Leave out the pictures and restate the rest of the data exactly.

_DATA SUPPLIED_
+ + + + + + +
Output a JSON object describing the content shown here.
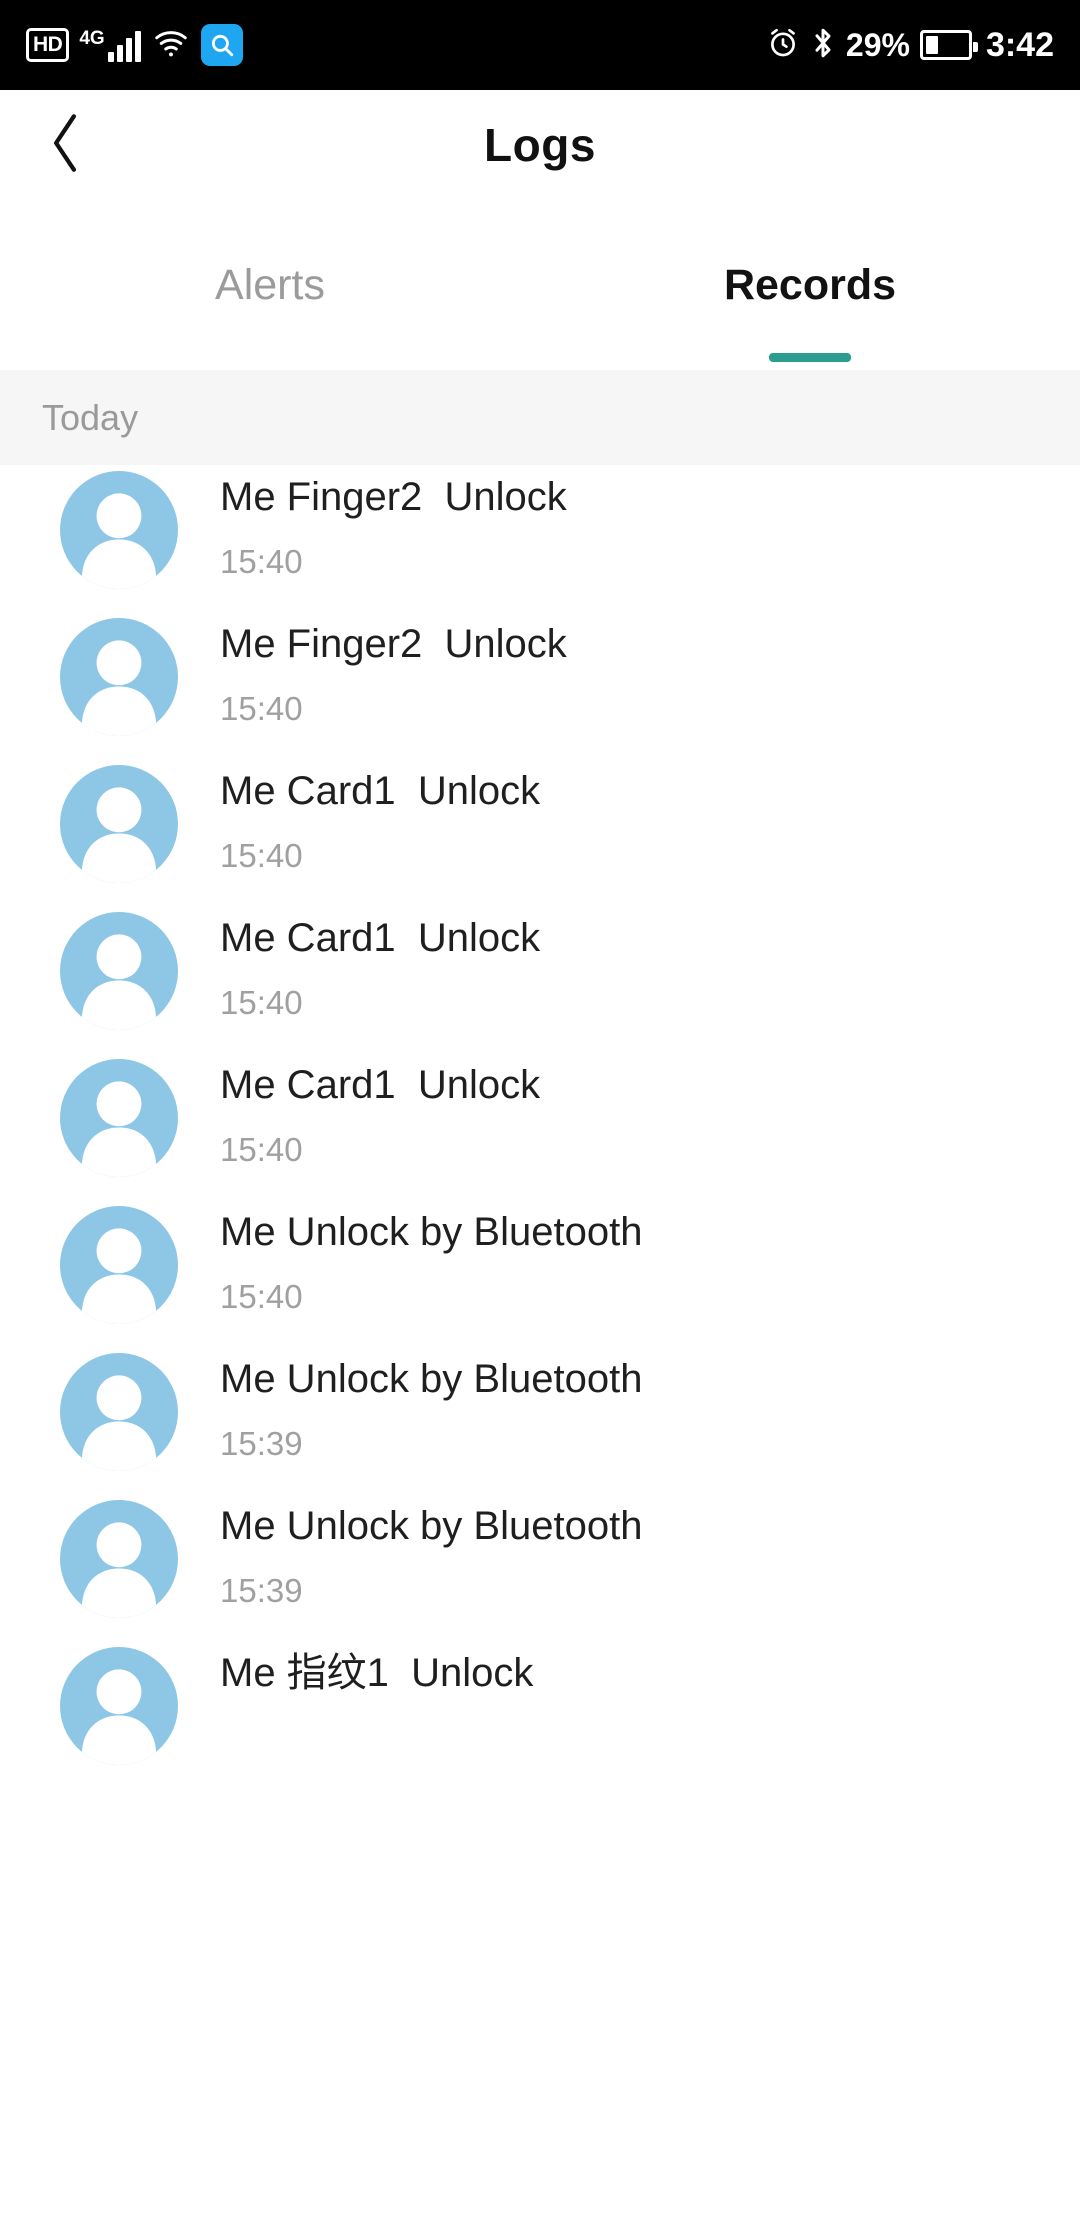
{
  "status_bar": {
    "hd_label": "HD",
    "network_label": "4G",
    "signal_icon": "signal-bars-icon",
    "wifi_icon": "wifi-icon",
    "search_icon": "search-icon",
    "alarm_icon": "alarm-clock-icon",
    "bluetooth_icon": "bluetooth-icon",
    "battery_percent": "29%",
    "battery_icon": "battery-icon",
    "clock": "3:42",
    "battery_level": 29
  },
  "nav": {
    "back_icon": "back-chevron-icon",
    "title": "Logs"
  },
  "tabs": [
    {
      "label": "Alerts",
      "active": false
    },
    {
      "label": "Records",
      "active": true
    }
  ],
  "colors": {
    "accent": "#2a9d8f",
    "avatar_blue": "#8ec7e6",
    "section_band": "#f6f6f6",
    "title_text": "#1f1f1f",
    "time_text": "#a0a0a0"
  },
  "sections": [
    {
      "header": "Today",
      "records": [
        {
          "title": "Me Finger2  Unlock",
          "time": "15:40",
          "avatar_icon": "user-avatar-icon"
        },
        {
          "title": "Me Finger2  Unlock",
          "time": "15:40",
          "avatar_icon": "user-avatar-icon"
        },
        {
          "title": "Me Card1  Unlock",
          "time": "15:40",
          "avatar_icon": "user-avatar-icon"
        },
        {
          "title": "Me Card1  Unlock",
          "time": "15:40",
          "avatar_icon": "user-avatar-icon"
        },
        {
          "title": "Me Card1  Unlock",
          "time": "15:40",
          "avatar_icon": "user-avatar-icon"
        },
        {
          "title": "Me Unlock by Bluetooth",
          "time": "15:40",
          "avatar_icon": "user-avatar-icon"
        },
        {
          "title": "Me Unlock by Bluetooth",
          "time": "15:39",
          "avatar_icon": "user-avatar-icon"
        },
        {
          "title": "Me Unlock by Bluetooth",
          "time": "15:39",
          "avatar_icon": "user-avatar-icon"
        },
        {
          "title": "Me 指纹1  Unlock",
          "time": "",
          "avatar_icon": "user-avatar-icon"
        }
      ]
    }
  ]
}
+ + + + + + +
_COMPLETE ANSWER_
Output a JSON object describing the content shown here.
{
  "status_bar": {
    "hd_label": "HD",
    "network_label": "4G",
    "signal_icon": "signal-bars-icon",
    "wifi_icon": "wifi-icon",
    "search_icon": "search-icon",
    "alarm_icon": "alarm-clock-icon",
    "bluetooth_icon": "bluetooth-icon",
    "battery_percent": "29%",
    "battery_icon": "battery-icon",
    "clock": "3:42",
    "battery_level": 29
  },
  "nav": {
    "back_icon": "back-chevron-icon",
    "title": "Logs"
  },
  "tabs": [
    {
      "label": "Alerts",
      "active": false
    },
    {
      "label": "Records",
      "active": true
    }
  ],
  "colors": {
    "accent": "#2a9d8f",
    "avatar_blue": "#8ec7e6",
    "section_band": "#f6f6f6",
    "title_text": "#1f1f1f",
    "time_text": "#a0a0a0"
  },
  "sections": [
    {
      "header": "Today",
      "records": [
        {
          "title": "Me Finger2  Unlock",
          "time": "15:40",
          "avatar_icon": "user-avatar-icon"
        },
        {
          "title": "Me Finger2  Unlock",
          "time": "15:40",
          "avatar_icon": "user-avatar-icon"
        },
        {
          "title": "Me Card1  Unlock",
          "time": "15:40",
          "avatar_icon": "user-avatar-icon"
        },
        {
          "title": "Me Card1  Unlock",
          "time": "15:40",
          "avatar_icon": "user-avatar-icon"
        },
        {
          "title": "Me Card1  Unlock",
          "time": "15:40",
          "avatar_icon": "user-avatar-icon"
        },
        {
          "title": "Me Unlock by Bluetooth",
          "time": "15:40",
          "avatar_icon": "user-avatar-icon"
        },
        {
          "title": "Me Unlock by Bluetooth",
          "time": "15:39",
          "avatar_icon": "user-avatar-icon"
        },
        {
          "title": "Me Unlock by Bluetooth",
          "time": "15:39",
          "avatar_icon": "user-avatar-icon"
        },
        {
          "title": "Me 指纹1  Unlock",
          "time": "",
          "avatar_icon": "user-avatar-icon"
        }
      ]
    }
  ]
}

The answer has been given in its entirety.